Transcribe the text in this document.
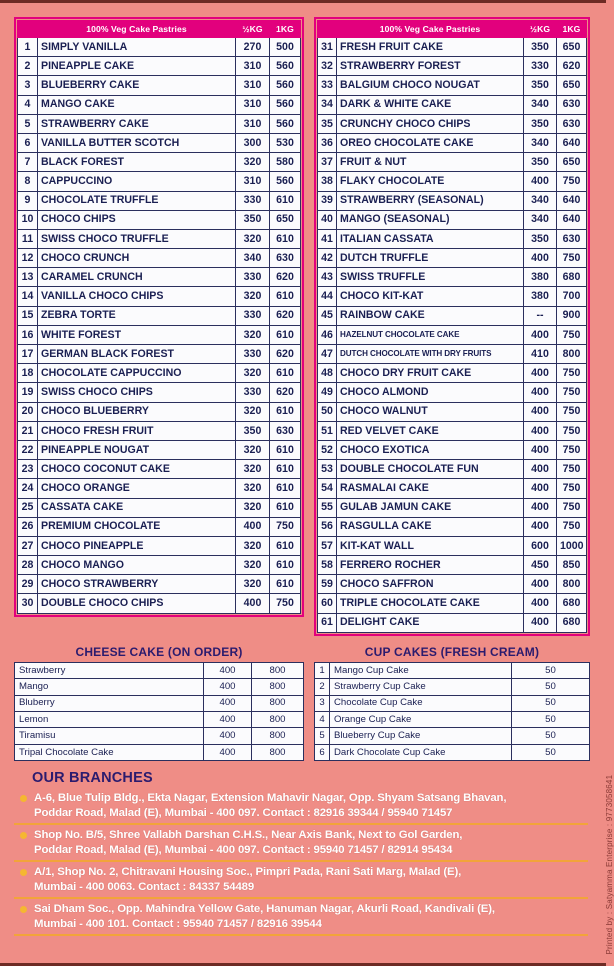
	100% Veg Cake Pastries	½KG	1KG
1	SIMPLY VANILLA	270	500
2	PINEAPPLE CAKE	310	560
3	BLUEBERRY CAKE	310	560
4	MANGO CAKE	310	560
5	STRAWBERRY CAKE	310	560
6	VANILLA BUTTER SCOTCH	300	530
7	BLACK FOREST	320	580
8	CAPPUCCINO	310	560
9	CHOCOLATE TRUFFLE	330	610
10	CHOCO CHIPS	350	650
11	SWISS CHOCO TRUFFLE	320	610
12	CHOCO CRUNCH	340	630
13	CARAMEL CRUNCH	330	620
14	VANILLA CHOCO CHIPS	320	610
15	ZEBRA TORTE	330	620
16	WHITE FOREST	320	610
17	GERMAN BLACK FOREST	330	620
18	CHOCOLATE CAPPUCCINO	320	610
19	SWISS CHOCO CHIPS	330	620
20	CHOCO BLUEBERRY	320	610
21	CHOCO FRESH FRUIT	350	630
22	PINEAPPLE NOUGAT	320	610
23	CHOCO COCONUT CAKE	320	610
24	CHOCO ORANGE	320	610
25	CASSATA CAKE	320	610
26	PREMIUM CHOCOLATE	400	750
27	CHOCO PINEAPPLE	320	610
28	CHOCO MANGO	320	610
29	CHOCO STRAWBERRY	320	610
30	DOUBLE CHOCO CHIPS	400	750
	100% Veg Cake Pastries	½KG	1KG
31	FRESH FRUIT CAKE	350	650
32	STRAWBERRY FOREST	330	620
33	BALGIUM CHOCO NOUGAT	350	650
34	DARK & WHITE CAKE	340	630
35	CRUNCHY CHOCO CHIPS	350	630
36	OREO CHOCOLATE CAKE	340	640
37	FRUIT & NUT	350	650
38	FLAKY CHOCOLATE	400	750
39	STRAWBERRY (SEASONAL)	340	640
40	MANGO (SEASONAL)	340	640
41	ITALIAN CASSATA	350	630
42	DUTCH TRUFFLE	400	750
43	SWISS TRUFFLE	380	680
44	CHOCO KIT-KAT	380	700
45	RAINBOW CAKE	--	900
46	HAZELNUT CHOCOLATE CAKE	400	750
47	DUTCH CHOCOLATE WITH DRY FRUITS	410	800
48	CHOCO DRY FRUIT CAKE	400	750
49	CHOCO ALMOND	400	750
50	CHOCO WALNUT	400	750
51	RED VELVET CAKE	400	750
52	CHOCO EXOTICA	400	750
53	DOUBLE CHOCOLATE FUN	400	750
54	RASMALAI CAKE	400	750
55	GULAB JAMUN CAKE	400	750
56	RASGULLA CAKE	400	750
57	KIT-KAT WALL	600	1000
58	FERRERO ROCHER	450	850
59	CHOCO SAFFRON	400	800
60	TRIPLE CHOCOLATE CAKE	400	680
61	DELIGHT CAKE	400	680
CHEESE CAKE (ON ORDER)
Strawberry	400	800
Mango	400	800
Bluberry	400	800
Lemon	400	800
Tiramisu	400	800
Tripal Chocolate Cake	400	800
CUP CAKES (FRESH CREAM)
1	Mango Cup Cake	50
2	Strawberry Cup Cake	50
3	Chocolate Cup Cake	50
4	Orange Cup Cake	50
5	Blueberry Cup Cake	50
6	Dark Chocolate Cup Cake	50
OUR BRANCHES
A-6, Blue Tulip Bldg., Ekta Nagar, Extension Mahavir Nagar, Opp. Shyam Satsang Bhavan,
Poddar Road, Malad (E), Mumbai - 400 097. Contact : 82916 39344 / 95940 71457
Shop No. B/5, Shree Vallabh Darshan C.H.S., Near Axis Bank, Next to Gol Garden,
Poddar Road, Malad (E), Mumbai - 400 097. Contact : 95940 71457 / 82914 95434
A/1, Shop No. 2, Chitravani Housing Soc., Pimpri Pada, Rani Sati Marg, Malad (E),
Mumbai - 400 0063. Contact : 84337 54489
Sai Dham Soc., Opp. Mahindra Yellow Gate, Hanuman Nagar, Akurli Road, Kandivali (E),
Mumbai - 400 101. Contact : 95940 71457 / 82916 39544	Printed by : Satyamma Enterprise : 9773058641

GIVEN TASK:
Find each line with the string "SWISS" and copy it out.

TASK SOLUTION:
11	SWISS CHOCO TRUFFLE	320	610
19	SWISS CHOCO CHIPS	330	620
43	SWISS TRUFFLE	380	680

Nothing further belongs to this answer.